--- BEGIN Input rows ---
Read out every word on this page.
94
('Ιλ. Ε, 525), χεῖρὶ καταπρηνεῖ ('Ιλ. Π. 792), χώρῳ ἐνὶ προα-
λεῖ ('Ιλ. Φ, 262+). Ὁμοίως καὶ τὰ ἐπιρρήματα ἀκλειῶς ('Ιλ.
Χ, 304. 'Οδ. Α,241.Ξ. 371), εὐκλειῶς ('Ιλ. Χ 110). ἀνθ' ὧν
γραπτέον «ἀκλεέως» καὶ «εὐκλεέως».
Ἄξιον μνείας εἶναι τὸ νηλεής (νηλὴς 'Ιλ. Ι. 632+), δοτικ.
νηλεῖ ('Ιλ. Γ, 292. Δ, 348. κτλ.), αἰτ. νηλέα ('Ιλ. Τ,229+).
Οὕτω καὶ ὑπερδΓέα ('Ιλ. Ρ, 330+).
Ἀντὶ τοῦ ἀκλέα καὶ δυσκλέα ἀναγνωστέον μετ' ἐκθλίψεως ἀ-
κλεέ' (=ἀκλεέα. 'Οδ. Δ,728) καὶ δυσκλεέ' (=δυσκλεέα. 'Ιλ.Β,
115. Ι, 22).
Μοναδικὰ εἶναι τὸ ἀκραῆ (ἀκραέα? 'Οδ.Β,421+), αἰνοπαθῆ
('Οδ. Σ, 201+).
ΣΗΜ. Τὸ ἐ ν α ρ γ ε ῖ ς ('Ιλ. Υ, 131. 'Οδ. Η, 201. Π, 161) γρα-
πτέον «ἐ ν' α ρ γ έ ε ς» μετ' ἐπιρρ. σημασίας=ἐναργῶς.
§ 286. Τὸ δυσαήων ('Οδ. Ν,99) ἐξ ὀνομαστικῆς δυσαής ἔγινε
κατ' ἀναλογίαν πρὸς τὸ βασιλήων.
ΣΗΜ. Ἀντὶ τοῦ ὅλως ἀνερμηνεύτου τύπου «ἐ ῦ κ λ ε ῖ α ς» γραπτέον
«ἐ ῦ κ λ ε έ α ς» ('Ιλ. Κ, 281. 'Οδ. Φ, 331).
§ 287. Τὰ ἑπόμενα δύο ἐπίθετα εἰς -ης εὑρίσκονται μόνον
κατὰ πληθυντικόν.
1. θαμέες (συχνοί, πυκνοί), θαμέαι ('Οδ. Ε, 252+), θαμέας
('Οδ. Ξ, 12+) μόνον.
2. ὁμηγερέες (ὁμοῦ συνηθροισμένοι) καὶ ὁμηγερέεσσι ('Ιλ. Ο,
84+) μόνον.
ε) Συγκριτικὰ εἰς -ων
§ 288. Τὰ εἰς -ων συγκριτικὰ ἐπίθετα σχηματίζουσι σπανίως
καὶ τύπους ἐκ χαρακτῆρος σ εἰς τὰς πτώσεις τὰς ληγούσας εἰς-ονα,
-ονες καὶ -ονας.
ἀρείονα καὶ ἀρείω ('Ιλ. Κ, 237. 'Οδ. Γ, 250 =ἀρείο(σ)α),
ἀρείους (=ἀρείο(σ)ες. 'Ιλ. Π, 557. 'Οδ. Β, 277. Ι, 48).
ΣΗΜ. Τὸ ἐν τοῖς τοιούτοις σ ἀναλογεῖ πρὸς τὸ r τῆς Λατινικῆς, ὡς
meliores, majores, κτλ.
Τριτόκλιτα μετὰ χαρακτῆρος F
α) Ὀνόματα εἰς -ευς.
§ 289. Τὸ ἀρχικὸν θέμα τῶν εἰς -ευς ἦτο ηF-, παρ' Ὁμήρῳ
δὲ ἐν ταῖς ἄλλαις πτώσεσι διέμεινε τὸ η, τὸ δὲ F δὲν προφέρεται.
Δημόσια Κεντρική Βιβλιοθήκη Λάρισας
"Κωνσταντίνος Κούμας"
--- END Input rows ---
Exercise directions —
Write out the material from the first line to the last, exactly.

Response below —
Read out every word on this page.
94
('Ιλ. Ε, 525), χεῖρὶ καταπρηνεῖ ('Ιλ. Π. 792), χώρῳ ἐνὶ προα-
λεῖ ('Ιλ. Φ, 262+). Ὁμοίως καὶ τὰ ἐπιρρήματα ἀκλειῶς ('Ιλ.
Χ, 304. 'Οδ. Α,241.Ξ. 371), εὐκλειῶς ('Ιλ. Χ 110). ἀνθ' ὧν
γραπτέον «ἀκλεέως» καὶ «εὐκλεέως».
Ἄξιον μνείας εἶναι τὸ νηλεής (νηλὴς 'Ιλ. Ι. 632+), δοτικ.
νηλεῖ ('Ιλ. Γ, 292. Δ, 348. κτλ.), αἰτ. νηλέα ('Ιλ. Τ,229+).
Οὕτω καὶ ὑπερδΓέα ('Ιλ. Ρ, 330+).
Ἀντὶ τοῦ ἀκλέα καὶ δυσκλέα ἀναγνωστέον μετ' ἐκθλίψεως ἀ-
κλεέ' (=ἀκλεέα. 'Οδ. Δ,728) καὶ δυσκλεέ' (=δυσκλεέα. 'Ιλ.Β,
115. Ι, 22).
Μοναδικὰ εἶναι τὸ ἀκραῆ (ἀκραέα? 'Οδ.Β,421+), αἰνοπαθῆ
('Οδ. Σ, 201+).
ΣΗΜ. Τὸ ἐ ν α ρ γ ε ῖ ς ('Ιλ. Υ, 131. 'Οδ. Η, 201. Π, 161) γρα-
πτέον «ἐ ν' α ρ γ έ ε ς» μετ' ἐπιρρ. σημασίας=ἐναργῶς.
§ 286. Τὸ δυσαήων ('Οδ. Ν,99) ἐξ ὀνομαστικῆς δυσαής ἔγινε
κατ' ἀναλογίαν πρὸς τὸ βασιλήων.
ΣΗΜ. Ἀντὶ τοῦ ὅλως ἀνερμηνεύτου τύπου «ἐ ῦ κ λ ε ῖ α ς» γραπτέον
«ἐ ῦ κ λ ε έ α ς» ('Ιλ. Κ, 281. 'Οδ. Φ, 331).
§ 287. Τὰ ἑπόμενα δύο ἐπίθετα εἰς -ης εὑρίσκονται μόνον
κατὰ πληθυντικόν.
1. θαμέες (συχνοί, πυκνοί), θαμέαι ('Οδ. Ε, 252+), θαμέας
('Οδ. Ξ, 12+) μόνον.
2. ὁμηγερέες (ὁμοῦ συνηθροισμένοι) καὶ ὁμηγερέεσσι ('Ιλ. Ο,
84+) μόνον.
ε) Συγκριτικὰ εἰς -ων
§ 288. Τὰ εἰς -ων συγκριτικὰ ἐπίθετα σχηματίζουσι σπανίως
καὶ τύπους ἐκ χαρακτῆρος σ εἰς τὰς πτώσεις τὰς ληγούσας εἰς-ονα,
-ονες καὶ -ονας.
ἀρείονα καὶ ἀρείω ('Ιλ. Κ, 237. 'Οδ. Γ, 250 =ἀρείο(σ)α),
ἀρείους (=ἀρείο(σ)ες. 'Ιλ. Π, 557. 'Οδ. Β, 277. Ι, 48).
ΣΗΜ. Τὸ ἐν τοῖς τοιούτοις σ ἀναλογεῖ πρὸς τὸ r τῆς Λατινικῆς, ὡς
meliores, majores, κτλ.
Τριτόκλιτα μετὰ χαρακτῆρος F
α) Ὀνόματα εἰς -ευς.
§ 289. Τὸ ἀρχικὸν θέμα τῶν εἰς -ευς ἦτο ηF-, παρ' Ὁμήρῳ
δὲ ἐν ταῖς ἄλλαις πτώσεσι διέμεινε τὸ η, τὸ δὲ F δὲν προφέρεται.
Δημόσια Κεντρική Βιβλιοθήκη Λάρισας
"Κωνσταντίνος Κούμας"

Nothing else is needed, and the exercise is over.